▶ **Yang Dikerjakan**:
1: Jawab tiga pertanyaan berikut berdasarkan tulisan tentang layanan pendidikan dan kesehatan di Indonesia:
(a) Di kabupaten dan provinsi mana SD Negeri 084 Amballong berada?
(b) Berapa kisaran angka partisipasi pendidikan tinggi untuk kelompok usia 19-23 tahun menurut Lalu Hadrian Irfani?
(c) Apa kepanjangan dari daerah 3T?
2: Lanjutkan tulisan tentang layanan pendidikan dan kesehatan di Indonesia mulai dari bagian terakhirnya.

Oleh : Revina
Pemerhati Generasi
Hampir satu abad Indonesia merdeka. Namun, apa arti merdeka jika rakyat masih sulit mendapat pendidikan yang layak dan pelayanan kesehatan yang memadai? Mengapa keadilan sosial dalam bidang pendidikan dan kesehatan begitu sulit diwujudkan?
Adapun fakta di lapangan, laporan Kompas.id (16/8/25), kondisi ruang kelas di SD Negeri 084 Amballong, di Luwu Utara, Sulawesi Selatan jauh dari kata layak. Lantainya berupa tanah dengan dinding papan yang mulai rusak, serta papan tulis kayu yang sudah tua dan berlubang. Sementara itu, mengutip CNN Indonesia (14/8/25), Wakil Ketua Komisi X DPR RI Lalu Hadrian Irfani menyoroti rendahnya angka partisipasi pendidikan tinggi di Indonesia yang hanya berada pada kisaran 30-40 persen untuk kelompok usia 19-23 tahun.
Di bidang kesehatan, Inilah.com (18/8/25) mencatat masih banyak persoalan: antrean panjang, kamar rawat inap sulit didapat, pemulangan pasien meski belum sembuh, pelayanan di daerah 3T (tertinggal, terluar, terdalam) yang nyaris tidak terjangkau, sehingga ada ibu hamil yang harus ditandu sejauh 22 km karena akses jalan rusaksayang bayinya tak terselamatkan, serta program JKN yang masih terdapat banyak tantangan.
Fakta-fakta di atas menunjukkan bahwa:
- Layanan pendidikan dan kesehatan belum merata. Negara yang sudah tua, namun masih belum mampu menyelenggarakan layanan dasar yang memadai dan merata.
- Sistem kapitalisme yang dianut Indonesia hari ini meniscayakan pendidikan berkualitas tidak merata. Dikarenakan layanan pendidikan berkualitas acap kali disediakan swasta, alhasil hanya dapat diakses oleh golongan tertentu yang memiliki kemampuan finansial memadai. Adapun kapitalisme juga hanya mengutamakan daerah yang dianggap bernilai ekonomi, sementara daerah terpencil terabaikan. Hal ini terjadi karena kapitalisme sendiri adalah paham di mana pemilik modal dapat memiliki dan mengendalikan sesuatu secara bebas atau sesuai kepentingan, sehingga hanya fokus mencari keuntungan tanpa peduli aspek pemerataan kesejahteraan.
- Pendidikan dan kesehatan diperlakukan sebagai komoditas. Kapitalisasi pendidikan dan kesehatan adalah keniscayaan sebagai buah penerapan sistem kapitalisme. Kualitas sekolah ditentukan kemampuan finansial, sehingga diskriminatif yang kaya bisa mengakses pendidikan berkualitas, sedangkan yang miskin diberi pendidikan acak-adul. Demikian juga layanan kesehatan sulit didapat dan ribet bagi rakyat miskin. Sehingga orang miskin di negeri ini yang menerapkan kapitalisme sebagai ideologi negara ibarat sudah jatuh tertimpa tangga.

▶ **Cuplikan Data**:
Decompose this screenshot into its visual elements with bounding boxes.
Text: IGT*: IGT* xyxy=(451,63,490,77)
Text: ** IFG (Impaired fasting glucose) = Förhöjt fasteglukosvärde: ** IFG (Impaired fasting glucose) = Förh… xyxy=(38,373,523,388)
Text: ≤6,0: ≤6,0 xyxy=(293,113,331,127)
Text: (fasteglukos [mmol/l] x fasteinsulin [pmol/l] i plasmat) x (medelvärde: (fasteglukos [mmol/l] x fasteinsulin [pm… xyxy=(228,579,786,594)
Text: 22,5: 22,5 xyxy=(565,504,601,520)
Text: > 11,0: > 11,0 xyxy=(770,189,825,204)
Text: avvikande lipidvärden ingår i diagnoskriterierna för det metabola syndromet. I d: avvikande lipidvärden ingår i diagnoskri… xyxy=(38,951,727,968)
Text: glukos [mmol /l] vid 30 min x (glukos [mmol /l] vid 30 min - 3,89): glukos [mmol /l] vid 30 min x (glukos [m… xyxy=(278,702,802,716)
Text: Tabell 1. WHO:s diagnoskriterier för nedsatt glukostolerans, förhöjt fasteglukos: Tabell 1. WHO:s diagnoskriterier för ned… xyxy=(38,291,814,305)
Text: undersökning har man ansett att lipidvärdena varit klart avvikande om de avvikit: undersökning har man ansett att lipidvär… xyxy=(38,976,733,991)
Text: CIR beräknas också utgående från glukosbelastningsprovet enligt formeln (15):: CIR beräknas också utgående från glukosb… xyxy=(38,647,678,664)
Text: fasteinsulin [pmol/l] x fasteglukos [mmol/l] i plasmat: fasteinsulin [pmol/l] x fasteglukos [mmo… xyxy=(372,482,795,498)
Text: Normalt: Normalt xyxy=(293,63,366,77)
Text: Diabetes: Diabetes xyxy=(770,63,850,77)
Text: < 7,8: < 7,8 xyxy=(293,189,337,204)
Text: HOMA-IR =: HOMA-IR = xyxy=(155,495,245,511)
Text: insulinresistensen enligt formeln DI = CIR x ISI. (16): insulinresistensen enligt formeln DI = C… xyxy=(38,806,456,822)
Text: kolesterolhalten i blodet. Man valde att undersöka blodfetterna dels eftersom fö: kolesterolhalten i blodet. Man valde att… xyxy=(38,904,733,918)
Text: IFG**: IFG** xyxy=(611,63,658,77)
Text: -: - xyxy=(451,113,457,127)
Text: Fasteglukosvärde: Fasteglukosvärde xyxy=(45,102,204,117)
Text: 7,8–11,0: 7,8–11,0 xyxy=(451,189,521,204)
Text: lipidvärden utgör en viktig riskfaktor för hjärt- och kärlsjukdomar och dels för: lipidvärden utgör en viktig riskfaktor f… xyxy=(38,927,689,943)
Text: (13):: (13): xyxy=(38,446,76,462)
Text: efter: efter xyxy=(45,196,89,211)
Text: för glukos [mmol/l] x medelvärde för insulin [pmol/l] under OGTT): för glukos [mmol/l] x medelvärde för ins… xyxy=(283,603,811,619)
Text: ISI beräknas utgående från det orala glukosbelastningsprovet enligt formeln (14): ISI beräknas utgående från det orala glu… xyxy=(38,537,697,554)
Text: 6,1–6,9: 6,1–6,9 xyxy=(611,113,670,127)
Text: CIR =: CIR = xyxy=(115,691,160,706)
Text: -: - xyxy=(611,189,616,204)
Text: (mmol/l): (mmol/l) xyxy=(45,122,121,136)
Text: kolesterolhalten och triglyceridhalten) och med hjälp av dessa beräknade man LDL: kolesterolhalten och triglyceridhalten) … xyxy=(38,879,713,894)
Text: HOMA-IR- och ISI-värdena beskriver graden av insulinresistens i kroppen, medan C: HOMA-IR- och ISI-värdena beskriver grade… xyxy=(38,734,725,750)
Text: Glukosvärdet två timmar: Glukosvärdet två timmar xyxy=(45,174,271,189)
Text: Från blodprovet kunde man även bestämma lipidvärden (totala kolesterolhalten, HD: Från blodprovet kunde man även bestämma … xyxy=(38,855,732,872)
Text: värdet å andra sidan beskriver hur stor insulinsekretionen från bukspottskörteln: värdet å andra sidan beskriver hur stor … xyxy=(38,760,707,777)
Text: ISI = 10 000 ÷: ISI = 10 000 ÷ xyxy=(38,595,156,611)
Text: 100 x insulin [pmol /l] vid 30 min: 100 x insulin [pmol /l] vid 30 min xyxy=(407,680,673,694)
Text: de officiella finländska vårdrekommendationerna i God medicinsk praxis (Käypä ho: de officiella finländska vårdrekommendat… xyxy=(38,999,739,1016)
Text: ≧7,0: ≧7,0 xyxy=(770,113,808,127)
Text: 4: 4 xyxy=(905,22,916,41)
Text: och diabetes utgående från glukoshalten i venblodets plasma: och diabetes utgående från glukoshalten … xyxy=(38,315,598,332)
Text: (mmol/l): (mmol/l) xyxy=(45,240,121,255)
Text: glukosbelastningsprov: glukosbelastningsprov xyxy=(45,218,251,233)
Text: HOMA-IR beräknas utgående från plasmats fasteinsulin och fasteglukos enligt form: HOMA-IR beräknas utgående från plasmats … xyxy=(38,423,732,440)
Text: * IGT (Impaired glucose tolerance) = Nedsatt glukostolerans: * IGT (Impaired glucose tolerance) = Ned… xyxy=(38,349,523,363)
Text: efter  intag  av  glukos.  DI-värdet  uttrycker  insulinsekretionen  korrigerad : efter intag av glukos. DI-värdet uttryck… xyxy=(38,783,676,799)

▶ **Jawaban**:
1:
(a) Luwu Utara, Sulawesi Selatan.
(b) 30-40 persen.
(c) Tertinggal, terluar, terdalam.

2:
Adapun solusi tepat yang dapat menyelesaikan permasalahan ini adalah dengan menerapkan kembali sistem Islam seperti yang pernah dicontohkan Rasulullah SAW. Dalam Islam, negara diposisikan sebagai rain (pengurus/periayah), sehingga berkewajiban melayani kebutuhan dasar rakyat termasuk pendidikan dan kesehatan, yang merupakan sektor krusial pembentuk SDM berkualitas dan kunci kemajuan suatu bangsa.
Islam juga memosisikan pendidikan dan kesehatan sebagai hak publik yang mendasar. Sehingga negara Islam menjamin pendidikan dan kesehatan gratis, merata, dan berkualitas bagi semua warga tanpa diskriminasi. Sarana prasarana publik (jalan, jembatan, transportasi) dibangun negara demi mendukung akses pendidikan dan layanan kesehatan.
Semua itu dapat diwujudkan oleh negara Islam karena memiliki sumber dana sangat berlimpah yang bersumber dari pengelolaan kekayaan alam oleh negara melalui Baitul Maal yang dikelola berdasarkan syariat Islam. Sehingga sumber daya alam kita yang melimpah bukan lagi dicolong asing tapi menjadi kewajiban negara untuk mengelolanya sendiri, dengan keuntungan diperuntukkan bagi kesejahteraan rakyat.
Untuk itu, apalagi yang diragukan dari sistem Islam yang berasal dari Pencipta, yang benar-benar memahami kita? Tidak seperti hukum buatan manusia yang tentunya tidak sempurna karena fitrah manusia yang serba kurang, salah, dan memiliki hawa nafsu. Maka, mustahil kita berharap kesejahteraan dari hukum cacat tersebut. Mari sama-sama kita beralih menerapkan sistem Islam secara menyeluruh, sehingga meraih ridha-Nya dan keberkahan, alih-alih kesempitan hidup seperti hari ini.
Wallahu a’lam bis-sawab.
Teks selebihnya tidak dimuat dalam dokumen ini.